_ЗАДАНИЕ:_
Переведите на английский это предложение из фрагмента текста о спектаклях Мильтиниса: «Директор Диджярекис разглядел в ней «аполитичность», актеры же говорили, что пьеса слишком интеллектуальна».

── ФРАГМЕНТ ТЕКСТА

В 1964 году Мильтинис в театре взялся ставить «Поднятую целину», где я получил роль Давыдова. Прочитал книгу Шолохова, постарался углубиться в образ моего героя. Для Мильтиниса самым интересным персонажем был дед Щукарь. Я уже говорил, что эту роль талантливо играл Алякна. Лушку хорошо сыграла Меленайте, Варю — Урбонавичюте. Спектакль имел успех, был награжден Государственной премией Литовской ССР, но, мне кажется, это была скорее «политическая награда». Хотя ни в коем случае не хочу сказать, что постановка была неудачной. Все же текст Шолохова…
По существовавшим в ту пору правилам партийная организация и художественный совет должны были утвердить для постановки пьесу, предложенную главным режиссером театра. Мильтинис предложил «Там, за дверью» Вольфганга Борхерта. Это случилось впервые, но пьеса не была утверждена. Директор Диджярекис разглядел в ней «аполитичность», актеры же говорили, что пьеса слишком интеллектуальна. Заседание закончилось скандалом — Мильтинис все же настаивал на своем… С тех пор прошло много лет. Я, конечно, сегодня всего не помню. Но мне удалось найти протокол № 4 художественного совета нашего театра от 10 апреля 1964 года. Кроме прочих вопросов, обсуждался и репертуар на следующий сезон. В нем зафиксирован очень короткий разговор: «Предлагаю обязательно ставить Борхерта», — говорил Бледис. «С ним еще придется повременить», — отвечал Диджярекис. И все же Мильтинис не сдался…
В 1966 году я сыграл одну из наиболее трудных для меня ролей — Бекмана из пьесы Борхерта «Там, за дверью». Действие ее начинается с того, что солдат Бекман, в 1945 году вернувшийся с войны, стоит на берегу Эльбы и собирается покончить жизнь самоубийством. Он просто не может жить. Его останавливает Двойник (А. Масюлис). И мой герой начинает путь по своему прошлому. Встречается с девушкой, которая его любила, с Богом, который все приговаривает: «Детки мои, детки мои». Встречается и со смертью, которая метет всех — и хороших, и плохих, — и с директором кабаре, который предлагает: «Надо смешить людей, чтобы они были веселые». Бекман проходит все возможные человеческие пути, а в конце, когда уже не видит выхода, кричит: «Кто может сказать, стоит ли жить!»

────
── ИСХОДНЫЕ МАТЕРИАЛЫ

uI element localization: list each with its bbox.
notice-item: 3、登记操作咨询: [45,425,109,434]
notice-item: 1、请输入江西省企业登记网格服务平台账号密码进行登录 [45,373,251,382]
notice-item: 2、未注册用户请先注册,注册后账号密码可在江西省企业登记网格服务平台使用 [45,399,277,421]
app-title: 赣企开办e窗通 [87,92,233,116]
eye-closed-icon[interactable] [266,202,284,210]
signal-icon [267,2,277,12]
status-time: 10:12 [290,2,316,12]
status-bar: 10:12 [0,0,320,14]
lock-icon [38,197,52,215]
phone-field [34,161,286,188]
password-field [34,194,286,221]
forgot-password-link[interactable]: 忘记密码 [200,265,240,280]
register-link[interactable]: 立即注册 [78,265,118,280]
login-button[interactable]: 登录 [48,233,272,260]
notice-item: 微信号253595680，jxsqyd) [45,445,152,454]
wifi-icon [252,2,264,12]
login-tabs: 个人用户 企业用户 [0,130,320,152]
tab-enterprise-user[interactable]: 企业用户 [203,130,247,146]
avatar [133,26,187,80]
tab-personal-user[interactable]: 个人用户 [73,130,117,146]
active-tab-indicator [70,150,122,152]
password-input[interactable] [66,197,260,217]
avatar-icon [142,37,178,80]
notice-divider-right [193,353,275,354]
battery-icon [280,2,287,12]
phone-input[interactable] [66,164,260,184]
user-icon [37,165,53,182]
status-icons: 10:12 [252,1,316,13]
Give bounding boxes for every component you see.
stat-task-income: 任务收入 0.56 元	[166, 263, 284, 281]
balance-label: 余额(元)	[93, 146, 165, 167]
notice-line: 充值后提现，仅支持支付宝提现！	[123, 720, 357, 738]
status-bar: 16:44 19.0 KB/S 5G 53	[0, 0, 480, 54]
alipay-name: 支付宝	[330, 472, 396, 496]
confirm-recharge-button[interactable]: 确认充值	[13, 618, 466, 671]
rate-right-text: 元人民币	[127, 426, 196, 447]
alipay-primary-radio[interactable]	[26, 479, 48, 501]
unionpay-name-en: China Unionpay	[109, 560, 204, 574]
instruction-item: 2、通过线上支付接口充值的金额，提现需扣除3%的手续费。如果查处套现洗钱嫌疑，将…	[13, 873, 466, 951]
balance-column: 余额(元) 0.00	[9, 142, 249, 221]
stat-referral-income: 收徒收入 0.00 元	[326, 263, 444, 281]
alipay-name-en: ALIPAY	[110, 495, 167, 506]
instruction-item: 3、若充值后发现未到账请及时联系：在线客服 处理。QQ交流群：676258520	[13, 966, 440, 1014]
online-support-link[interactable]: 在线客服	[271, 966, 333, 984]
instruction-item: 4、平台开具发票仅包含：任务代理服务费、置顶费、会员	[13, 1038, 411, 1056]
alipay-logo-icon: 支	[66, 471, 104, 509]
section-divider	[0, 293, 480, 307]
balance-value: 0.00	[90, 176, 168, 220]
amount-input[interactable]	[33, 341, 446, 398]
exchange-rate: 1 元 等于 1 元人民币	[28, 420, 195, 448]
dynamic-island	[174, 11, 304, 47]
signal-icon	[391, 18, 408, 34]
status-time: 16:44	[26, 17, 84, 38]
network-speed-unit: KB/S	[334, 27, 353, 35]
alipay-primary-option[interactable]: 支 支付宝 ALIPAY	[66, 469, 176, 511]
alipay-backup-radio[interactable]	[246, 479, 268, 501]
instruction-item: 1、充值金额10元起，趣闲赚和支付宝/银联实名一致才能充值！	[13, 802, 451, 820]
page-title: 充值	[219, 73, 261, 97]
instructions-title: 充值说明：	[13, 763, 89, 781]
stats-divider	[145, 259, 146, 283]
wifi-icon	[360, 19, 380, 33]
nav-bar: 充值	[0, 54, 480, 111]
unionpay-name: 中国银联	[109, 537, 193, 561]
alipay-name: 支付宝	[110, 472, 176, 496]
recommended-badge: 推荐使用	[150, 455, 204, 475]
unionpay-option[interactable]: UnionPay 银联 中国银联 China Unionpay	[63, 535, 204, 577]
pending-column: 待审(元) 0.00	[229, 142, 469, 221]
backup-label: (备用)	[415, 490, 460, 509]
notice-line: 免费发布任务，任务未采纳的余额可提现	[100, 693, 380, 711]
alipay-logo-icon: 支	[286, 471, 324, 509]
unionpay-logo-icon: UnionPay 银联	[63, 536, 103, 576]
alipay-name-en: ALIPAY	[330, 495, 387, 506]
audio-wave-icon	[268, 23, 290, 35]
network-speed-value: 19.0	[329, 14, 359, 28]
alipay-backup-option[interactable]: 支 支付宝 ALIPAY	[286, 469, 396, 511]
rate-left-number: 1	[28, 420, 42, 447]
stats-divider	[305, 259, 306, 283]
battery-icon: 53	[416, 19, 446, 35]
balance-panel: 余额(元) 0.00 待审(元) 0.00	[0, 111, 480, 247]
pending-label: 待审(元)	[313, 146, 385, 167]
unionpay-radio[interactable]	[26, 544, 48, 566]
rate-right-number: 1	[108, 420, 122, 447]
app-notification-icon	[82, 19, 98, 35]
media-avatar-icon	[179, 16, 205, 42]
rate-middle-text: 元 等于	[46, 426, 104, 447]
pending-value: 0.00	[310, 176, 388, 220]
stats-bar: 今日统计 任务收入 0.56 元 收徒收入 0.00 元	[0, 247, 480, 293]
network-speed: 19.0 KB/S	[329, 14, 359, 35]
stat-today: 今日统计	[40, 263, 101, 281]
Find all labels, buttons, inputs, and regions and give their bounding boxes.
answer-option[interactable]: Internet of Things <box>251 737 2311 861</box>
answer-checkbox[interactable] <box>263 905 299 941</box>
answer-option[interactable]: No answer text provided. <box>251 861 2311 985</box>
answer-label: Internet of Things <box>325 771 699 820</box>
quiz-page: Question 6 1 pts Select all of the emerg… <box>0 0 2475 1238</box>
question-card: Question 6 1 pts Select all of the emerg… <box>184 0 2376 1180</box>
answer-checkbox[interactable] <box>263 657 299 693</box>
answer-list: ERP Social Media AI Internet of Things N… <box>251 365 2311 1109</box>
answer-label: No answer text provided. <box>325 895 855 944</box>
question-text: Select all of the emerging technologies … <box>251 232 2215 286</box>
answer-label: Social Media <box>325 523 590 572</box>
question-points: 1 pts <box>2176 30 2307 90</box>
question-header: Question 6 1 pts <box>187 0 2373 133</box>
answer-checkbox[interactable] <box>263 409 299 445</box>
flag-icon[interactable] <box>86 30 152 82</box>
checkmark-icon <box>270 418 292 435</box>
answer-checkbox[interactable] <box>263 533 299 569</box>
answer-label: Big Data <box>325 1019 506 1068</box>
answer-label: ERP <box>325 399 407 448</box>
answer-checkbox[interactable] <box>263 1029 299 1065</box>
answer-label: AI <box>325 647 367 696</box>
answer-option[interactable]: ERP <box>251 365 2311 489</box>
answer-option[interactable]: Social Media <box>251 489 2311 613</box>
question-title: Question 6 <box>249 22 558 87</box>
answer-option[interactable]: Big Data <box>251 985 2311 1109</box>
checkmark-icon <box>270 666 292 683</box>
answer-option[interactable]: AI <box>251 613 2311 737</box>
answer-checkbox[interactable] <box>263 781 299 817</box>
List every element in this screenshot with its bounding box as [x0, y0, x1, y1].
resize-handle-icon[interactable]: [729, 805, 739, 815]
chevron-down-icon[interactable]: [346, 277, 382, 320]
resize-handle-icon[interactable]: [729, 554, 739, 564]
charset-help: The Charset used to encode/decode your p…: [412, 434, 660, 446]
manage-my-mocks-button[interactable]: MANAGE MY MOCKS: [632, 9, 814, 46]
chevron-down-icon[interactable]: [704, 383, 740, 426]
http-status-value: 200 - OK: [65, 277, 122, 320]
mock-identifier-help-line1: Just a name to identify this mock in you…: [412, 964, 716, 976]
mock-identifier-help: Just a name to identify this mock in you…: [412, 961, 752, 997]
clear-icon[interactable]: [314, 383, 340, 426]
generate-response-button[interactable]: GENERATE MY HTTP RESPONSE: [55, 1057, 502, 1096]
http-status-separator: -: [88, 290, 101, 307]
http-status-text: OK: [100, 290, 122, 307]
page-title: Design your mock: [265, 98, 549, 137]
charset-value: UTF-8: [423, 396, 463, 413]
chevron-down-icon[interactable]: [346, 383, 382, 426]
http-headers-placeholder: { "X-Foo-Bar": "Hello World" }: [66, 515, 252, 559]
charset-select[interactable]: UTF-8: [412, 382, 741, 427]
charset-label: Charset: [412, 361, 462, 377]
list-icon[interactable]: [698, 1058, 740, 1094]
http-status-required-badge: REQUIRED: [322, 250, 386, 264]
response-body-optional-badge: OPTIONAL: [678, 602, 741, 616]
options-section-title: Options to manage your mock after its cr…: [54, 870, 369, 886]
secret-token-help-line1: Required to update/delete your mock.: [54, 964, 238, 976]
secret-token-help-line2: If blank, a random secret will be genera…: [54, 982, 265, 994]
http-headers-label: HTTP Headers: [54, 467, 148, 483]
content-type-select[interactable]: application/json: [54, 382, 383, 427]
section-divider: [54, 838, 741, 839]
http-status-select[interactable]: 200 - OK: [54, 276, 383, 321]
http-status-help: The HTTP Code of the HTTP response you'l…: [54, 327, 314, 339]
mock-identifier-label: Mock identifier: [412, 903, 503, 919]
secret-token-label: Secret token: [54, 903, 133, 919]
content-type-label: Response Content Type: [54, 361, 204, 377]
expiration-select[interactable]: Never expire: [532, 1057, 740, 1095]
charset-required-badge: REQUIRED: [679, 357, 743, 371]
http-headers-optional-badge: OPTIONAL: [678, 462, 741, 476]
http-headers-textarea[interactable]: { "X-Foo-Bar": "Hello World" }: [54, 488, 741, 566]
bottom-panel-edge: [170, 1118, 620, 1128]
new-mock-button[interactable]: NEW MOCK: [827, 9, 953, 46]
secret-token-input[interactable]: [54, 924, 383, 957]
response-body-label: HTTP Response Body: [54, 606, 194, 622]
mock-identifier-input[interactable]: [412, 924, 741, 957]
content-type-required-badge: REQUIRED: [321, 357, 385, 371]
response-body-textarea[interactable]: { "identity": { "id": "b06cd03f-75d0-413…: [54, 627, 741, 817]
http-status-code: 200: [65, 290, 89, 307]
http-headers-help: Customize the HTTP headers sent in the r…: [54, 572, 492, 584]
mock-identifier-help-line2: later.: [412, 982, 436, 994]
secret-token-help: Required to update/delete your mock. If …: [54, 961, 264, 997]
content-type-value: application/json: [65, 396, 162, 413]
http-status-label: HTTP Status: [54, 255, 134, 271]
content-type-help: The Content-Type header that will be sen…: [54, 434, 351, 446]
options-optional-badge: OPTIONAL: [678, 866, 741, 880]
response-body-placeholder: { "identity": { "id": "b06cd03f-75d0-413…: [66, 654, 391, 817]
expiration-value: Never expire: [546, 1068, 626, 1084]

────

_ГОТОВЫЙ ОТВЕТ:_
Director Didziarekis saw "apoliticism" in it, while the actors said the play was too intellectual.